━━ Provided data ━━
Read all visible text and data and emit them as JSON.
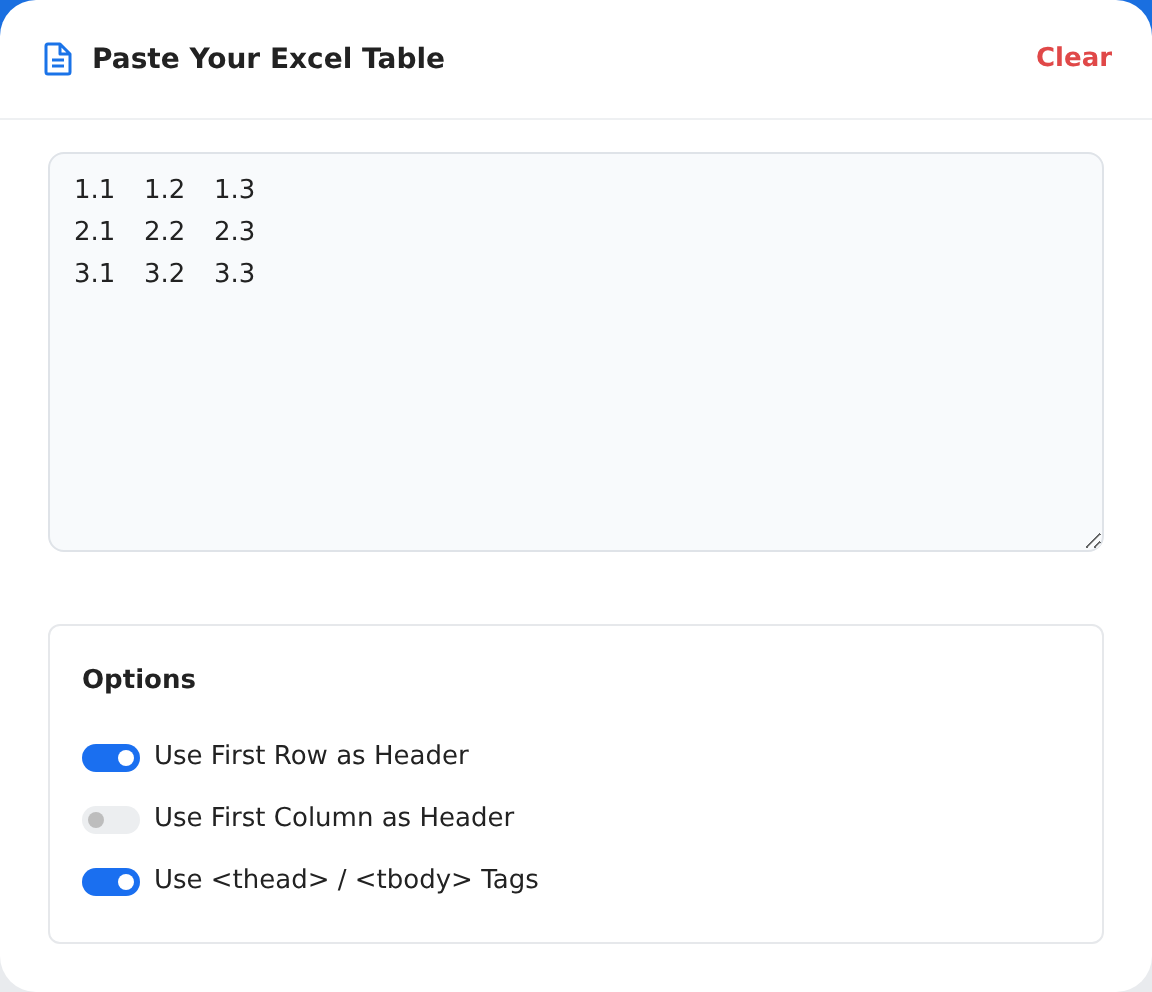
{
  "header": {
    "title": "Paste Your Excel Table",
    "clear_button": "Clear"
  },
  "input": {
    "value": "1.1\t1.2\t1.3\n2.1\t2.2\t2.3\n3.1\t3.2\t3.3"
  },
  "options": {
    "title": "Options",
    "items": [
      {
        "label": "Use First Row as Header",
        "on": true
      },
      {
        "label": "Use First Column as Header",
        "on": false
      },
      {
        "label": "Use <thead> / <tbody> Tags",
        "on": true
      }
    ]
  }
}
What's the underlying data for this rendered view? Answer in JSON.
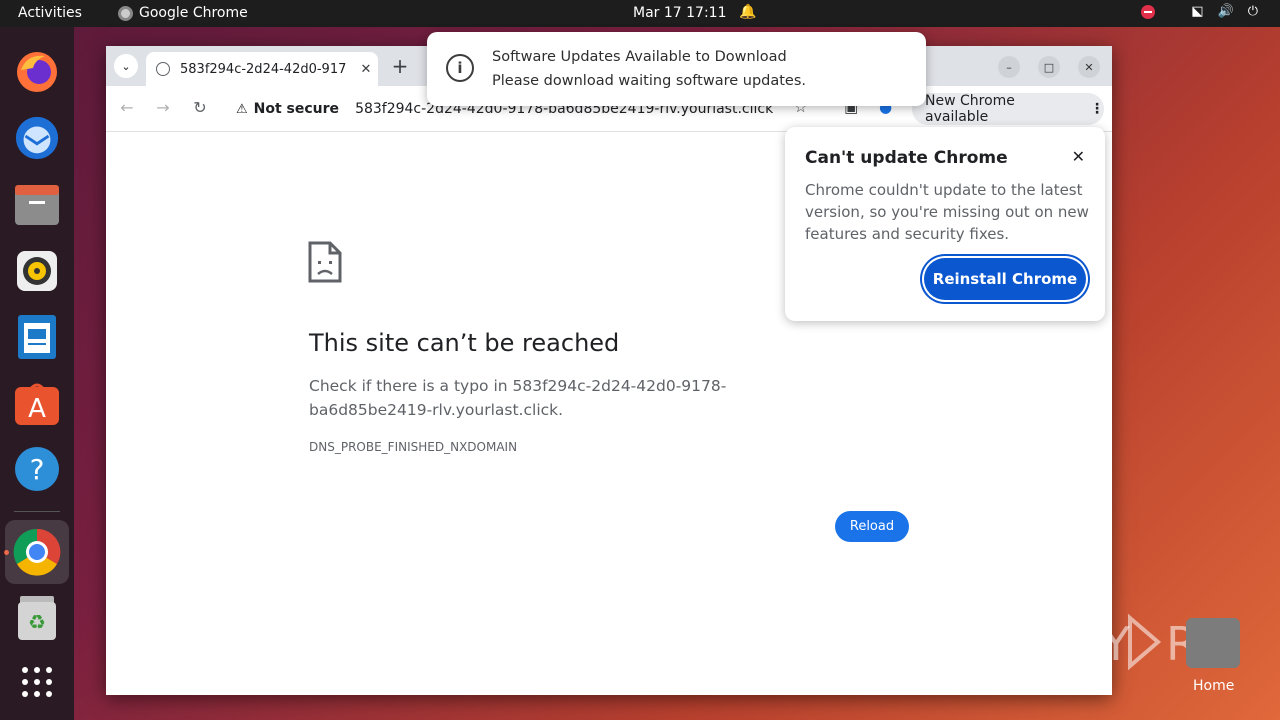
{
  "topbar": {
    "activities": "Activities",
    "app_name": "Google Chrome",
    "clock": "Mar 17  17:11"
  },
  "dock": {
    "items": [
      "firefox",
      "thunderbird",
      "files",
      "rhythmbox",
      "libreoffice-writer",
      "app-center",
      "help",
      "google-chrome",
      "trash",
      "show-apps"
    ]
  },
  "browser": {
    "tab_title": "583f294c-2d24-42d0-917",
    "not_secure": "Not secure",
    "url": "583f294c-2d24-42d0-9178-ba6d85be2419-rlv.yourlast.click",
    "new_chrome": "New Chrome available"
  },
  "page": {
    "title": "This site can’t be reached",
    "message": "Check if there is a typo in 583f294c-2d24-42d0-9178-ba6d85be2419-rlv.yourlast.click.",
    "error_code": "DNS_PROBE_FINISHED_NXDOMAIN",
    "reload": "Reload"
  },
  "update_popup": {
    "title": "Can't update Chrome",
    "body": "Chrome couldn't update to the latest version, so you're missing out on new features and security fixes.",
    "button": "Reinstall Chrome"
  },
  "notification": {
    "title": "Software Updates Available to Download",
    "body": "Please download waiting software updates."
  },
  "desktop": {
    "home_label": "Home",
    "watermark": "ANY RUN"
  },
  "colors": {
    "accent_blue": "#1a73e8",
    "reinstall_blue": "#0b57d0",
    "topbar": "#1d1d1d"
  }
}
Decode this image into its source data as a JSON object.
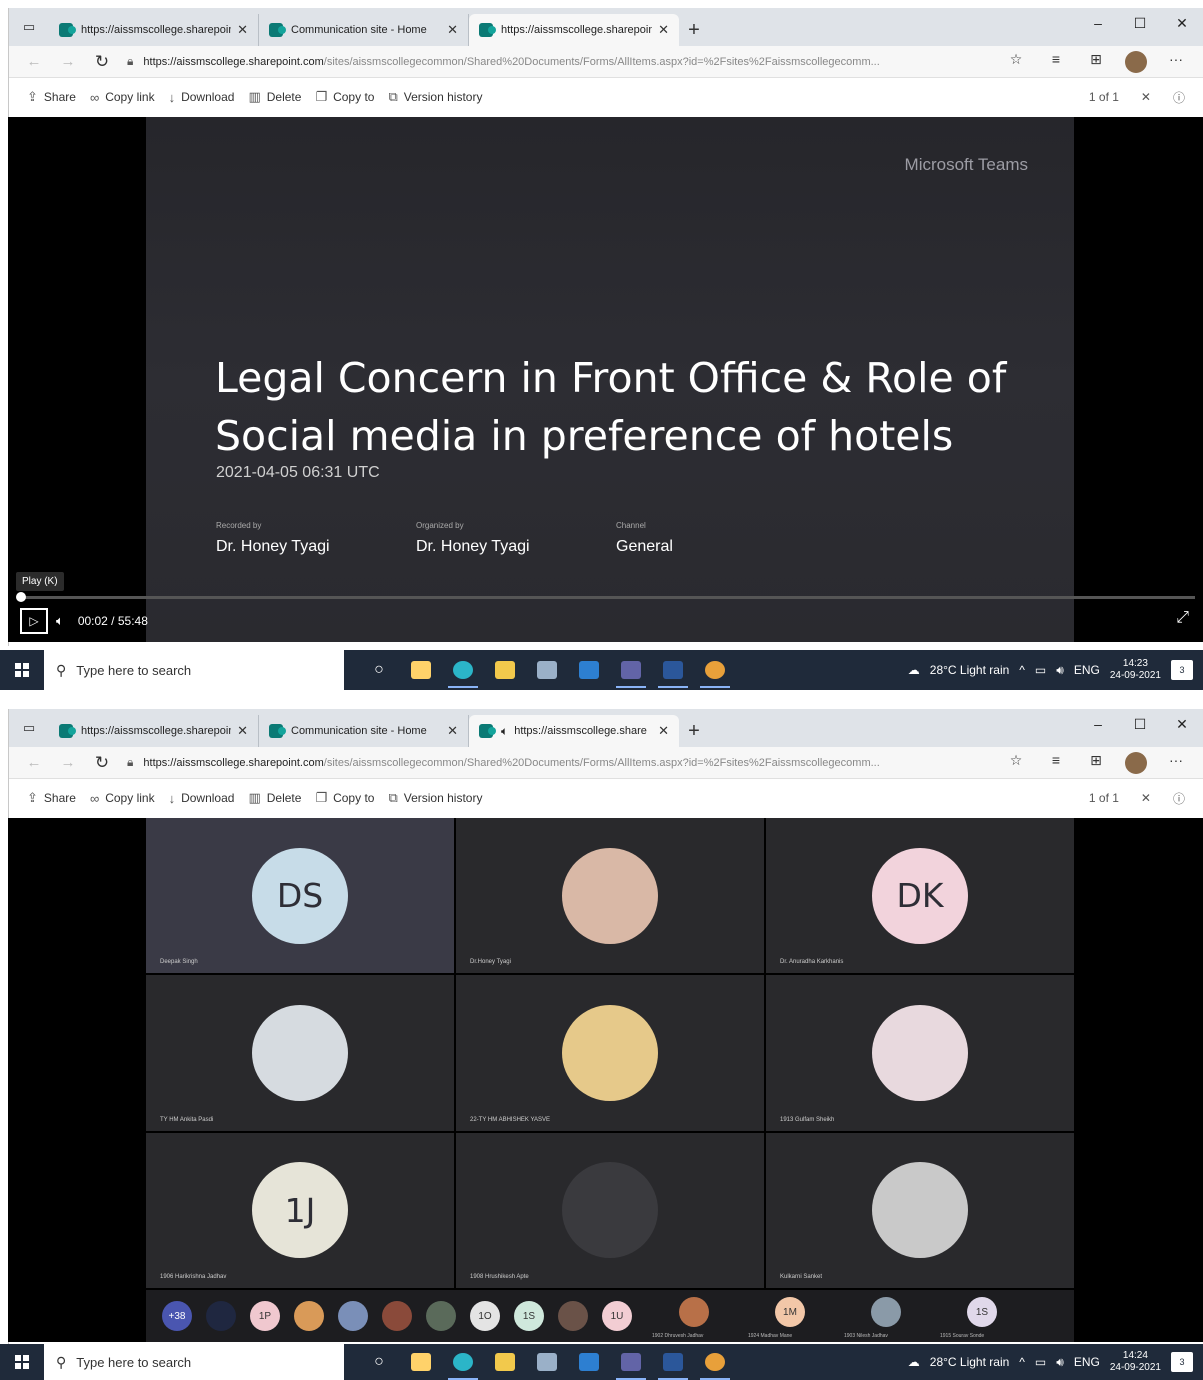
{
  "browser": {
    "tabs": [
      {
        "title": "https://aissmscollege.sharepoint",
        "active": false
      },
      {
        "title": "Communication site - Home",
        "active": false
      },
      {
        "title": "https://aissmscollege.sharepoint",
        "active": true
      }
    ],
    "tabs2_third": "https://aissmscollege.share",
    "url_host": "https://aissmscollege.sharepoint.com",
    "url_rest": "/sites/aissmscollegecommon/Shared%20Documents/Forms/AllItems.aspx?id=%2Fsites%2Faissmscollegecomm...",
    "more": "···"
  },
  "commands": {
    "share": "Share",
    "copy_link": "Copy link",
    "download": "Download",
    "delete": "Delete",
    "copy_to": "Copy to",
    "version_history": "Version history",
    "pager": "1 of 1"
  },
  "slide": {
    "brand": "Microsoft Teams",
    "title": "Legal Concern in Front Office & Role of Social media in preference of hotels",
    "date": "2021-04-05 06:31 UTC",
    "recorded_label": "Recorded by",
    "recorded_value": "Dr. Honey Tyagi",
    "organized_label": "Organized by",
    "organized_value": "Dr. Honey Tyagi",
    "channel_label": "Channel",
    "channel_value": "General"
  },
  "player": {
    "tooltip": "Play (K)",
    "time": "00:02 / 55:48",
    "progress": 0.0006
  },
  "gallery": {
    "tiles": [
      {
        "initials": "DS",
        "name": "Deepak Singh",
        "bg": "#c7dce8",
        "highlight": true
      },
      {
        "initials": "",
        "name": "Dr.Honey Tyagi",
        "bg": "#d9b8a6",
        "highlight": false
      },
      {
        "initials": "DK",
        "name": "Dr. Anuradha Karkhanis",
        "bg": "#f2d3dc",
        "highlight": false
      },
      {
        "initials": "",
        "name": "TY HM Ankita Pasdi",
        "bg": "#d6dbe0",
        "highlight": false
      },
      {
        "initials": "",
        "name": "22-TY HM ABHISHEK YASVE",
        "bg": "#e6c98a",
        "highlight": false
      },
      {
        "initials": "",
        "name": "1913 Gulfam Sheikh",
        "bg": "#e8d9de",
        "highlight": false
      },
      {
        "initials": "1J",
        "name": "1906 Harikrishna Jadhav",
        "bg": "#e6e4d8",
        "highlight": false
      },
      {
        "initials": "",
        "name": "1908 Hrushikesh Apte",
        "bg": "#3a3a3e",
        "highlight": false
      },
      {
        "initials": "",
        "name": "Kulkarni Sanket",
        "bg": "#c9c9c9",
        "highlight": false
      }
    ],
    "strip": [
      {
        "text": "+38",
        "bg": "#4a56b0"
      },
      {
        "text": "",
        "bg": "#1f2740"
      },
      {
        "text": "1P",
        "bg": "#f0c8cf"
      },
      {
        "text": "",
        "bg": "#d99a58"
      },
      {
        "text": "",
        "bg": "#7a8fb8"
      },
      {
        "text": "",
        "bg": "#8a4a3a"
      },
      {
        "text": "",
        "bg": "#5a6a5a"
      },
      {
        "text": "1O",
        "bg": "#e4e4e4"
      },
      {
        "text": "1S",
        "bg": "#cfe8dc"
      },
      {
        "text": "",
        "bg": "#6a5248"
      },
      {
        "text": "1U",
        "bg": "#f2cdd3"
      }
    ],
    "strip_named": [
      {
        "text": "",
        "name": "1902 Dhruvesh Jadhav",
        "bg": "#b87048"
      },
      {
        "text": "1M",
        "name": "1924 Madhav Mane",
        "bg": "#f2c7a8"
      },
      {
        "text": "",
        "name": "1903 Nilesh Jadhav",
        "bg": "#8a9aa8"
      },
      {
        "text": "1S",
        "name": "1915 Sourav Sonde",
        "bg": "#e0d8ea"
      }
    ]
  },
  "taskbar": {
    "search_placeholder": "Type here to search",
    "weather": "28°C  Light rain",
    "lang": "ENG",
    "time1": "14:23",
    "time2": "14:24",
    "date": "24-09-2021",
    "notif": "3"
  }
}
━━━
To be done: Repeat each entry above word for word, leaving every picture out.

In response:
Read all visible text and data and emit them as JSON.
{
  "header": {
    "title": "Paste Your Excel Table",
    "clear_button": "Clear"
  },
  "input": {
    "value": "1.1\t1.2\t1.3\n2.1\t2.2\t2.3\n3.1\t3.2\t3.3"
  },
  "options": {
    "title": "Options",
    "items": [
      {
        "label": "Use First Row as Header",
        "on": true
      },
      {
        "label": "Use First Column as Header",
        "on": false
      },
      {
        "label": "Use <thead> / <tbody> Tags",
        "on": true
      }
    ]
  }
}
What's the underlying data for this rendered view? Answer in JSON.
{
  "topbar": {
    "activities": "Activities",
    "app_name": "Google Chrome",
    "clock": "Mar 17  17:11"
  },
  "dock": {
    "items": [
      "firefox",
      "thunderbird",
      "files",
      "rhythmbox",
      "libreoffice-writer",
      "app-center",
      "help",
      "google-chrome",
      "trash",
      "show-apps"
    ]
  },
  "browser": {
    "tab_title": "583f294c-2d24-42d0-917",
    "not_secure": "Not secure",
    "url": "583f294c-2d24-42d0-9178-ba6d85be2419-rlv.yourlast.click",
    "new_chrome": "New Chrome available"
  },
  "page": {
    "title": "This site can’t be reached",
    "message": "Check if there is a typo in 583f294c-2d24-42d0-9178-ba6d85be2419-rlv.yourlast.click.",
    "error_code": "DNS_PROBE_FINISHED_NXDOMAIN",
    "reload": "Reload"
  },
  "update_popup": {
    "title": "Can't update Chrome",
    "body": "Chrome couldn't update to the latest version, so you're missing out on new features and security fixes.",
    "button": "Reinstall Chrome"
  },
  "notification": {
    "title": "Software Updates Available to Download",
    "body": "Please download waiting software updates."
  },
  "desktop": {
    "home_label": "Home",
    "watermark": "ANY RUN"
  },
  "colors": {
    "accent_blue": "#1a73e8",
    "reinstall_blue": "#0b57d0",
    "topbar": "#1d1d1d"
  }
}
Decode this image into its source data as a JSON object.
{
  "browser": {
    "tabs": [
      {
        "title": "https://aissmscollege.sharepoint",
        "active": false
      },
      {
        "title": "Communication site - Home",
        "active": false
      },
      {
        "title": "https://aissmscollege.sharepoint",
        "active": true
      }
    ],
    "tabs2_third": "https://aissmscollege.share",
    "url_host": "https://aissmscollege.sharepoint.com",
    "url_rest": "/sites/aissmscollegecommon/Shared%20Documents/Forms/AllItems.aspx?id=%2Fsites%2Faissmscollegecomm...",
    "more": "···"
  },
  "commands": {
    "share": "Share",
    "copy_link": "Copy link",
    "download": "Download",
    "delete": "Delete",
    "copy_to": "Copy to",
    "version_history": "Version history",
    "pager": "1 of 1"
  },
  "slide": {
    "brand": "Microsoft Teams",
    "title": "Legal Concern in Front Office & Role of Social media in preference of hotels",
    "date": "2021-04-05 06:31 UTC",
    "recorded_label": "Recorded by",
    "recorded_value": "Dr. Honey Tyagi",
    "organized_label": "Organized by",
    "organized_value": "Dr. Honey Tyagi",
    "channel_label": "Channel",
    "channel_value": "General"
  },
  "player": {
    "tooltip": "Play (K)",
    "time": "00:02 / 55:48",
    "progress": 0.0006
  },
  "gallery": {
    "tiles": [
      {
        "initials": "DS",
        "name": "Deepak Singh",
        "bg": "#c7dce8",
        "highlight": true
      },
      {
        "initials": "",
        "name": "Dr.Honey Tyagi",
        "bg": "#d9b8a6",
        "highlight": false
      },
      {
        "initials": "DK",
        "name": "Dr. Anuradha Karkhanis",
        "bg": "#f2d3dc",
        "highlight": false
      },
      {
        "initials": "",
        "name": "TY HM Ankita Pasdi",
        "bg": "#d6dbe0",
        "highlight": false
      },
      {
        "initials": "",
        "name": "22-TY HM ABHISHEK YASVE",
        "bg": "#e6c98a",
        "highlight": false
      },
      {
        "initials": "",
        "name": "1913 Gulfam Sheikh",
        "bg": "#e8d9de",
        "highlight": false
      },
      {
        "initials": "1J",
        "name": "1906 Harikrishna Jadhav",
        "bg": "#e6e4d8",
        "highlight": false
      },
      {
        "initials": "",
        "name": "1908 Hrushikesh Apte",
        "bg": "#3a3a3e",
        "highlight": false
      },
      {
        "initials": "",
        "name": "Kulkarni Sanket",
        "bg": "#c9c9c9",
        "highlight": false
      }
    ],
    "strip": [
      {
        "text": "+38",
        "bg": "#4a56b0"
      },
      {
        "text": "",
        "bg": "#1f2740"
      },
      {
        "text": "1P",
        "bg": "#f0c8cf"
      },
      {
        "text": "",
        "bg": "#d99a58"
      },
      {
        "text": "",
        "bg": "#7a8fb8"
      },
      {
        "text": "",
        "bg": "#8a4a3a"
      },
      {
        "text": "",
        "bg": "#5a6a5a"
      },
      {
        "text": "1O",
        "bg": "#e4e4e4"
      },
      {
        "text": "1S",
        "bg": "#cfe8dc"
      },
      {
        "text": "",
        "bg": "#6a5248"
      },
      {
        "text": "1U",
        "bg": "#f2cdd3"
      }
    ],
    "strip_named": [
      {
        "text": "",
        "name": "1902 Dhruvesh Jadhav",
        "bg": "#b87048"
      },
      {
        "text": "1M",
        "name": "1924 Madhav Mane",
        "bg": "#f2c7a8"
      },
      {
        "text": "",
        "name": "1903 Nilesh Jadhav",
        "bg": "#8a9aa8"
      },
      {
        "text": "1S",
        "name": "1915 Sourav Sonde",
        "bg": "#e0d8ea"
      }
    ]
  },
  "taskbar": {
    "search_placeholder": "Type here to search",
    "weather": "28°C  Light rain",
    "lang": "ENG",
    "time1": "14:23",
    "time2": "14:24",
    "date": "24-09-2021",
    "notif": "3"
  }
}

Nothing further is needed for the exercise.